THE INPUT.
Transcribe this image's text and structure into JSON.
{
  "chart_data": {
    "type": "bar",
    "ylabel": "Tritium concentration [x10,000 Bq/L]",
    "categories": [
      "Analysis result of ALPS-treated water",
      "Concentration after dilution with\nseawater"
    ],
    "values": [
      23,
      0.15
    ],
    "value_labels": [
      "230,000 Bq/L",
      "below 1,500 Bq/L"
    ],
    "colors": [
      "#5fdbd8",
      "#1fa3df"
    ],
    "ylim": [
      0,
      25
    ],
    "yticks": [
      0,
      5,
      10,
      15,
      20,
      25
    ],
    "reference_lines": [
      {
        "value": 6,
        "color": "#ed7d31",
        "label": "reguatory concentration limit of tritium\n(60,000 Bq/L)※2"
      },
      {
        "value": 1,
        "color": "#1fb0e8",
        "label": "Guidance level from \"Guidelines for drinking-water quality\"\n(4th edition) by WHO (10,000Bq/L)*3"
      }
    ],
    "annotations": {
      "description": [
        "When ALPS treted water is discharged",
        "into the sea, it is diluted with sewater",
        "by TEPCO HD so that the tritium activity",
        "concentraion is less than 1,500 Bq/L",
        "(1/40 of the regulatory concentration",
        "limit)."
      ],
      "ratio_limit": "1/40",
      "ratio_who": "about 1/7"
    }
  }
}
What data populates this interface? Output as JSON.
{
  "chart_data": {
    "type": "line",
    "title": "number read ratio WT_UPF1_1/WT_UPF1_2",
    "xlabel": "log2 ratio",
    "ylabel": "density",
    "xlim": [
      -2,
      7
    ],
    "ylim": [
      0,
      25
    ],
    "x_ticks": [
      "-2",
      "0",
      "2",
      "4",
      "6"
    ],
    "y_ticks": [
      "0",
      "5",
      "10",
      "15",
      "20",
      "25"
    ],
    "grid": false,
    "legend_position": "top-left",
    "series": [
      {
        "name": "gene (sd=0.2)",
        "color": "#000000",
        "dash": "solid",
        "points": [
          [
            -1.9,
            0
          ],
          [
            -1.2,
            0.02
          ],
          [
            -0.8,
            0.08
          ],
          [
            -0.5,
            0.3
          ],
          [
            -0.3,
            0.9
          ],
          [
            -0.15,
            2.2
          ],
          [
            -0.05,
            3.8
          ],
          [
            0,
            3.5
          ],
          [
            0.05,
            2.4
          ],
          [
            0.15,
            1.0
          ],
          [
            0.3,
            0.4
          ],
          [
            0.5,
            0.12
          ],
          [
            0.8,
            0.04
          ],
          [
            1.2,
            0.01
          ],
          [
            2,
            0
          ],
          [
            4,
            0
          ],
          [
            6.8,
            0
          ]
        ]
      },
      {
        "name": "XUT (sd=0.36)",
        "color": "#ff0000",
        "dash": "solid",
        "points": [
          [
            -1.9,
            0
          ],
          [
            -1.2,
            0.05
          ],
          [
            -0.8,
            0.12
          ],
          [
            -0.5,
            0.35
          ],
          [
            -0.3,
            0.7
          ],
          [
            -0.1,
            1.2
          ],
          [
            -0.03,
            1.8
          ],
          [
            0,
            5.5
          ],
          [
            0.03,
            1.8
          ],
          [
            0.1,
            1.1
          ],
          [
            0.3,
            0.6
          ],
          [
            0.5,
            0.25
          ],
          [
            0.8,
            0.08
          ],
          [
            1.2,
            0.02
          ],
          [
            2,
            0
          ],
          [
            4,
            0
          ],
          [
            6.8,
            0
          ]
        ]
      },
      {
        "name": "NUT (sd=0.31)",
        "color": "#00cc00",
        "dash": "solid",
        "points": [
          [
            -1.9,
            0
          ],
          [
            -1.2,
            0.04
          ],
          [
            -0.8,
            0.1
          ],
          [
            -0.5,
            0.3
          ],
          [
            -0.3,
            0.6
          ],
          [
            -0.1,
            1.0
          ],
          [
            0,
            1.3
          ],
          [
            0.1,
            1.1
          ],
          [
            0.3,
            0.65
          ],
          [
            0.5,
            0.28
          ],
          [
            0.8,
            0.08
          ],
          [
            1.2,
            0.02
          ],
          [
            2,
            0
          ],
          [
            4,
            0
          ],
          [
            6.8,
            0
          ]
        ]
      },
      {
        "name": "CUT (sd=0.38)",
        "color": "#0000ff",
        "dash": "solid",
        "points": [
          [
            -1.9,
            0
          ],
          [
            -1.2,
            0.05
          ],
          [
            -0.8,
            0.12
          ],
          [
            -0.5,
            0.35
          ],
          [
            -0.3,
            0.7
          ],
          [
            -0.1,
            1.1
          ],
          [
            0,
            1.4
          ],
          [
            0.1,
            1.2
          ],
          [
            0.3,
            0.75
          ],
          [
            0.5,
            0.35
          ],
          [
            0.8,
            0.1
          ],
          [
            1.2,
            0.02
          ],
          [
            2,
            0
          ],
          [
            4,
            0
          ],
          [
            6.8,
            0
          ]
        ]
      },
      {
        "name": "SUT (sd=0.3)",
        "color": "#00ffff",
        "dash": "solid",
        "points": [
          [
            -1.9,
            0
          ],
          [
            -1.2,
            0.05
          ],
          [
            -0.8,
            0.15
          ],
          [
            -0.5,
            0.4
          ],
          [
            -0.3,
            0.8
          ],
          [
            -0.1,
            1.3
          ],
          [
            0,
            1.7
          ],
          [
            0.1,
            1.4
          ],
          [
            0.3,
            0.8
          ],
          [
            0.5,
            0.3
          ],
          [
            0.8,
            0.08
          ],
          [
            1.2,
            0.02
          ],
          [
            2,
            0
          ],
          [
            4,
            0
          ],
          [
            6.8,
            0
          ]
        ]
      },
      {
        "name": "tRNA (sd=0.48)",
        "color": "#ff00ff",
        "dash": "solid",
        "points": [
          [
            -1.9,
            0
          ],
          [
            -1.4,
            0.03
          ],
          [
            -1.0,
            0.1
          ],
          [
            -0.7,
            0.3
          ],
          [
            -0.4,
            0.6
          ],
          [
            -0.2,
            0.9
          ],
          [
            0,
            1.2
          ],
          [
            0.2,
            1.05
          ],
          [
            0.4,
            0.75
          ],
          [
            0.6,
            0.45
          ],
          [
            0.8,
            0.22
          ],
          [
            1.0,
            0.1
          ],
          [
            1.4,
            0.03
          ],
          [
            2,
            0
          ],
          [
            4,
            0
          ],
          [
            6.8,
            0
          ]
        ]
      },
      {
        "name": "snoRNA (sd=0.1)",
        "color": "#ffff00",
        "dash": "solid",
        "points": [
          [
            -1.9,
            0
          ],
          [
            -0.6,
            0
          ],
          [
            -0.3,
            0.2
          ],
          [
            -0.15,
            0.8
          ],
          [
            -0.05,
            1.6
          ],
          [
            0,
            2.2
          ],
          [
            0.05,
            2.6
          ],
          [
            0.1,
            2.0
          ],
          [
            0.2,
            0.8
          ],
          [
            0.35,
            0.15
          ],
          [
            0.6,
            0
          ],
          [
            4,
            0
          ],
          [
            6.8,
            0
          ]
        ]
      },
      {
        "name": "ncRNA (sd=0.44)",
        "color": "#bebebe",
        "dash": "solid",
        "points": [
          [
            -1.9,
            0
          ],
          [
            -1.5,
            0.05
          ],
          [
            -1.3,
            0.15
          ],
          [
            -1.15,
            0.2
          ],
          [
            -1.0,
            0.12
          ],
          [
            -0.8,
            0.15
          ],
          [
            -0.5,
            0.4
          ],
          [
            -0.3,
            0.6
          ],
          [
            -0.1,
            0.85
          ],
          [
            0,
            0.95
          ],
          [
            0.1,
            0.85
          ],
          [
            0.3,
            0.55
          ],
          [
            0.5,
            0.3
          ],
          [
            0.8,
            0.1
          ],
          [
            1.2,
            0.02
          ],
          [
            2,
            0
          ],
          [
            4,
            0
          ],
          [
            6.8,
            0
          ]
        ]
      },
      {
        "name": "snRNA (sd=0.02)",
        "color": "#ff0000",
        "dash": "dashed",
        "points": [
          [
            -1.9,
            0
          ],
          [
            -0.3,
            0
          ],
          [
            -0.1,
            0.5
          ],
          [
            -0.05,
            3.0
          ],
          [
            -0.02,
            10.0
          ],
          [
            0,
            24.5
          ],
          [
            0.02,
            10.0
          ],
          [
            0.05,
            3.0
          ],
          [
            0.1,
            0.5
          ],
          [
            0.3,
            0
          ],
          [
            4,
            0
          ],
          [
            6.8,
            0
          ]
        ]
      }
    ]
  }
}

GIVEN EXERCISE.
List the lines of the material in which the word "JSON" occurs.

EXERCISE SOLUTION.
Transcribe this image's text and structure into JSON.
What data populates this interface? Output as JSON.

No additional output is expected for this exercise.